» STATED GOAL: Output every entry exactly as written, skipping any pictures.
::: SUPPLIED DATA
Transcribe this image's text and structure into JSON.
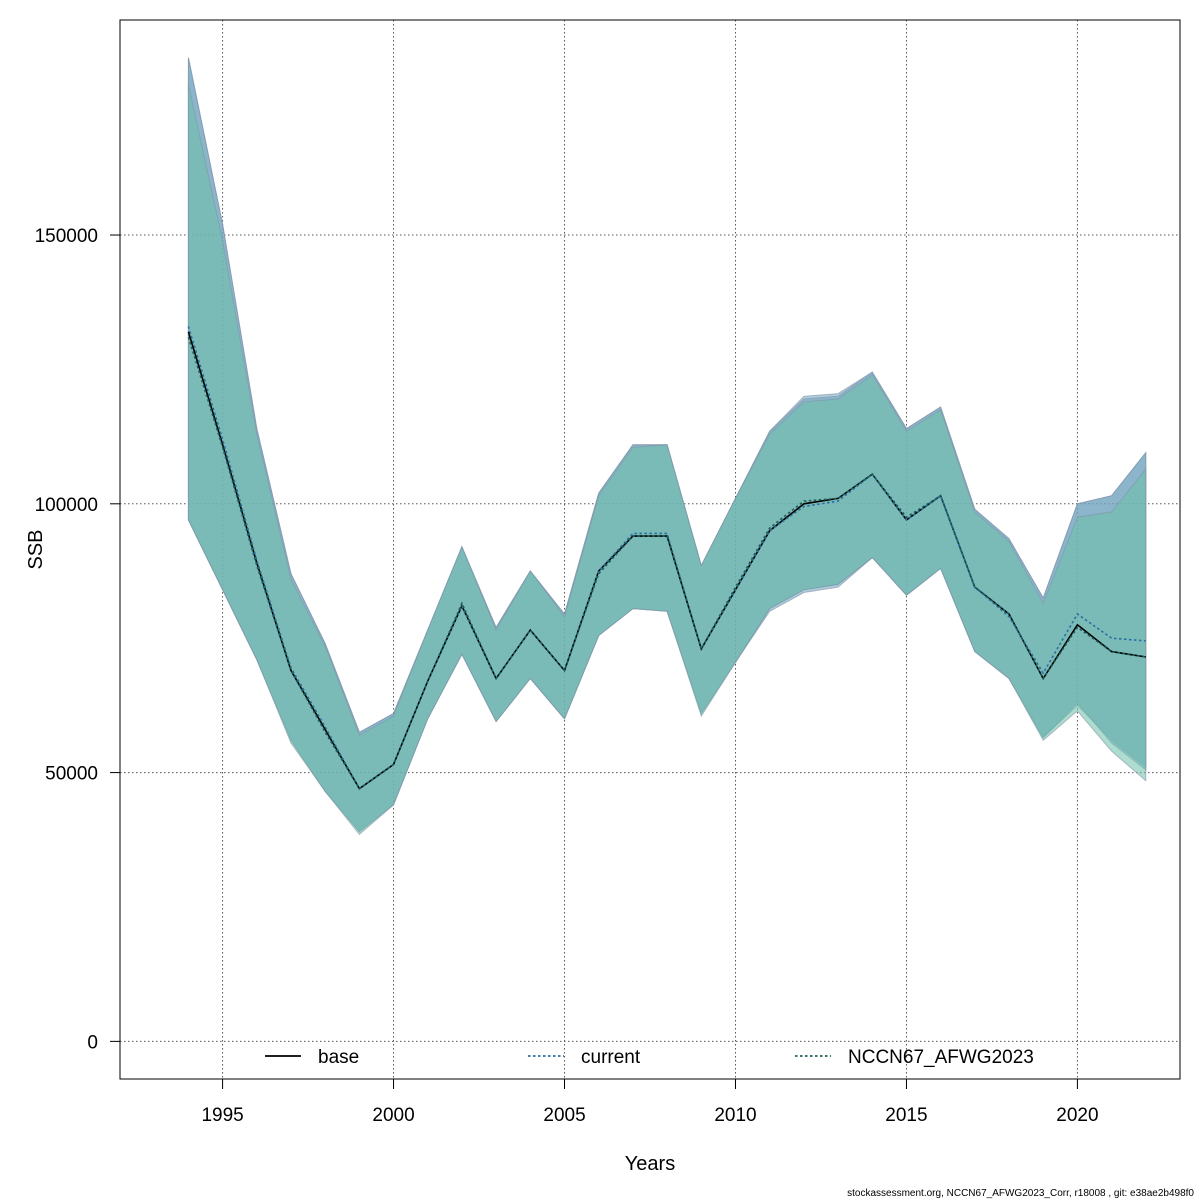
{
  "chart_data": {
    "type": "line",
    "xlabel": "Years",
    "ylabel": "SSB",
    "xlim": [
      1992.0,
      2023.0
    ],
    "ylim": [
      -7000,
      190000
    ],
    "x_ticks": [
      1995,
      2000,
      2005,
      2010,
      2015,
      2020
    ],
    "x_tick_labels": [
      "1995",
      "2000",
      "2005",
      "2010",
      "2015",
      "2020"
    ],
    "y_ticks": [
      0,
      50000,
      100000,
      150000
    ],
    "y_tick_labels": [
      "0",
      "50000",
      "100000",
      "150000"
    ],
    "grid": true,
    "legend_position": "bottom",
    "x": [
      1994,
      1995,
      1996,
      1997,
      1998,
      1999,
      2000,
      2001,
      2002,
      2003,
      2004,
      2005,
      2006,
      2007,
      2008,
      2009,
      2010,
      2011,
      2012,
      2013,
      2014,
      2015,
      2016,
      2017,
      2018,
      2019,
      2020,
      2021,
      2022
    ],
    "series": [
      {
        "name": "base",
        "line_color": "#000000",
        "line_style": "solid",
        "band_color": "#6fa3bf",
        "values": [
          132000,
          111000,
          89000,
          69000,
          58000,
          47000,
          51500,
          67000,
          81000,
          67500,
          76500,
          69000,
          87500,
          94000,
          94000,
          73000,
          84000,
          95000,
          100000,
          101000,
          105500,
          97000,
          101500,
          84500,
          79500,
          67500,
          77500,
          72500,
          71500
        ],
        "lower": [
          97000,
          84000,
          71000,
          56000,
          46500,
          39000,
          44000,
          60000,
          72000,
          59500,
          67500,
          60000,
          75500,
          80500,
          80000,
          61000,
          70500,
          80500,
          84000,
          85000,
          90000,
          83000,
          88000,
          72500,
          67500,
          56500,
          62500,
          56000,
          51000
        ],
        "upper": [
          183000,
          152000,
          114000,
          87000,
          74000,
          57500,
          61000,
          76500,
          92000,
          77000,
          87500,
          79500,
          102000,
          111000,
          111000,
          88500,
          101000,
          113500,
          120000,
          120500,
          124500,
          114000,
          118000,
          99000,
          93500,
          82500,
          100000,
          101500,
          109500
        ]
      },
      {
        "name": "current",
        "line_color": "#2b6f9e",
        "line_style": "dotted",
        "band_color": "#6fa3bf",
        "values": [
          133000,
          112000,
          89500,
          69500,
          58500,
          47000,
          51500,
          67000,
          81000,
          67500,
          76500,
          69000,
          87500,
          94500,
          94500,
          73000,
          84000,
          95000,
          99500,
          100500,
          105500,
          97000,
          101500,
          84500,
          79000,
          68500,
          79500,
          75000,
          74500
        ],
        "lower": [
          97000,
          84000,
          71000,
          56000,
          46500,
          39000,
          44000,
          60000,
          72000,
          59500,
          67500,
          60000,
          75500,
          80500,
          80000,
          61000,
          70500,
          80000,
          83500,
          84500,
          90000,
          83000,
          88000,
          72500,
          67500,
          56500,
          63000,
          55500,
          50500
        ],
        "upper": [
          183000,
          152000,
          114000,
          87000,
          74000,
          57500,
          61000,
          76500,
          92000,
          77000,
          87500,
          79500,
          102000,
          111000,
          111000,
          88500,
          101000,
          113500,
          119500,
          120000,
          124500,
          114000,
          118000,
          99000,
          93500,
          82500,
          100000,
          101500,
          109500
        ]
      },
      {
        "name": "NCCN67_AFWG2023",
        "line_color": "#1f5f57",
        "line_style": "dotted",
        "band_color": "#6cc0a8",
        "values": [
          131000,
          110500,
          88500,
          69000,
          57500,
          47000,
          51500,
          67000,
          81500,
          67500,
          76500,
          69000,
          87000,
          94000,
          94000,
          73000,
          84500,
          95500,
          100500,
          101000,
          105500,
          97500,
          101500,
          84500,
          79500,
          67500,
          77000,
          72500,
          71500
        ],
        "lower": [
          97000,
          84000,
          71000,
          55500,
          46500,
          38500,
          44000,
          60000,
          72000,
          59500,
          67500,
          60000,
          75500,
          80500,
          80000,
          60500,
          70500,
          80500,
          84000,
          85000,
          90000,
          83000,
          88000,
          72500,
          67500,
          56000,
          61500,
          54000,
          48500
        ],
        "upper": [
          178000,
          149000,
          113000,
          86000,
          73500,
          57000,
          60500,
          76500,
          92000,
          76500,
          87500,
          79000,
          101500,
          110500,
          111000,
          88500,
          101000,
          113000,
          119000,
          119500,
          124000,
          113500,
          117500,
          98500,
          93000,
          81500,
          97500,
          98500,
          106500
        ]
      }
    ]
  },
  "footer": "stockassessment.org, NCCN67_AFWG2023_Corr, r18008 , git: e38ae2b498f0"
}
::::::
» WRITTEN ANSWER:
Transcribe this image's text and structure into JSON.
{
  "chart_data": {
    "type": "line",
    "xlabel": "Years",
    "ylabel": "SSB",
    "xlim": [
      1992.0,
      2023.0
    ],
    "ylim": [
      -7000,
      190000
    ],
    "x_ticks": [
      1995,
      2000,
      2005,
      2010,
      2015,
      2020
    ],
    "x_tick_labels": [
      "1995",
      "2000",
      "2005",
      "2010",
      "2015",
      "2020"
    ],
    "y_ticks": [
      0,
      50000,
      100000,
      150000
    ],
    "y_tick_labels": [
      "0",
      "50000",
      "100000",
      "150000"
    ],
    "grid": true,
    "legend_position": "bottom",
    "x": [
      1994,
      1995,
      1996,
      1997,
      1998,
      1999,
      2000,
      2001,
      2002,
      2003,
      2004,
      2005,
      2006,
      2007,
      2008,
      2009,
      2010,
      2011,
      2012,
      2013,
      2014,
      2015,
      2016,
      2017,
      2018,
      2019,
      2020,
      2021,
      2022
    ],
    "series": [
      {
        "name": "base",
        "line_color": "#000000",
        "line_style": "solid",
        "band_color": "#6fa3bf",
        "values": [
          132000,
          111000,
          89000,
          69000,
          58000,
          47000,
          51500,
          67000,
          81000,
          67500,
          76500,
          69000,
          87500,
          94000,
          94000,
          73000,
          84000,
          95000,
          100000,
          101000,
          105500,
          97000,
          101500,
          84500,
          79500,
          67500,
          77500,
          72500,
          71500
        ],
        "lower": [
          97000,
          84000,
          71000,
          56000,
          46500,
          39000,
          44000,
          60000,
          72000,
          59500,
          67500,
          60000,
          75500,
          80500,
          80000,
          61000,
          70500,
          80500,
          84000,
          85000,
          90000,
          83000,
          88000,
          72500,
          67500,
          56500,
          62500,
          56000,
          51000
        ],
        "upper": [
          183000,
          152000,
          114000,
          87000,
          74000,
          57500,
          61000,
          76500,
          92000,
          77000,
          87500,
          79500,
          102000,
          111000,
          111000,
          88500,
          101000,
          113500,
          120000,
          120500,
          124500,
          114000,
          118000,
          99000,
          93500,
          82500,
          100000,
          101500,
          109500
        ]
      },
      {
        "name": "current",
        "line_color": "#2b6f9e",
        "line_style": "dotted",
        "band_color": "#6fa3bf",
        "values": [
          133000,
          112000,
          89500,
          69500,
          58500,
          47000,
          51500,
          67000,
          81000,
          67500,
          76500,
          69000,
          87500,
          94500,
          94500,
          73000,
          84000,
          95000,
          99500,
          100500,
          105500,
          97000,
          101500,
          84500,
          79000,
          68500,
          79500,
          75000,
          74500
        ],
        "lower": [
          97000,
          84000,
          71000,
          56000,
          46500,
          39000,
          44000,
          60000,
          72000,
          59500,
          67500,
          60000,
          75500,
          80500,
          80000,
          61000,
          70500,
          80000,
          83500,
          84500,
          90000,
          83000,
          88000,
          72500,
          67500,
          56500,
          63000,
          55500,
          50500
        ],
        "upper": [
          183000,
          152000,
          114000,
          87000,
          74000,
          57500,
          61000,
          76500,
          92000,
          77000,
          87500,
          79500,
          102000,
          111000,
          111000,
          88500,
          101000,
          113500,
          119500,
          120000,
          124500,
          114000,
          118000,
          99000,
          93500,
          82500,
          100000,
          101500,
          109500
        ]
      },
      {
        "name": "NCCN67_AFWG2023",
        "line_color": "#1f5f57",
        "line_style": "dotted",
        "band_color": "#6cc0a8",
        "values": [
          131000,
          110500,
          88500,
          69000,
          57500,
          47000,
          51500,
          67000,
          81500,
          67500,
          76500,
          69000,
          87000,
          94000,
          94000,
          73000,
          84500,
          95500,
          100500,
          101000,
          105500,
          97500,
          101500,
          84500,
          79500,
          67500,
          77000,
          72500,
          71500
        ],
        "lower": [
          97000,
          84000,
          71000,
          55500,
          46500,
          38500,
          44000,
          60000,
          72000,
          59500,
          67500,
          60000,
          75500,
          80500,
          80000,
          60500,
          70500,
          80500,
          84000,
          85000,
          90000,
          83000,
          88000,
          72500,
          67500,
          56000,
          61500,
          54000,
          48500
        ],
        "upper": [
          178000,
          149000,
          113000,
          86000,
          73500,
          57000,
          60500,
          76500,
          92000,
          76500,
          87500,
          79000,
          101500,
          110500,
          111000,
          88500,
          101000,
          113000,
          119000,
          119500,
          124000,
          113500,
          117500,
          98500,
          93000,
          81500,
          97500,
          98500,
          106500
        ]
      }
    ]
  },
  "footer": "stockassessment.org, NCCN67_AFWG2023_Corr, r18008 , git: e38ae2b498f0"
}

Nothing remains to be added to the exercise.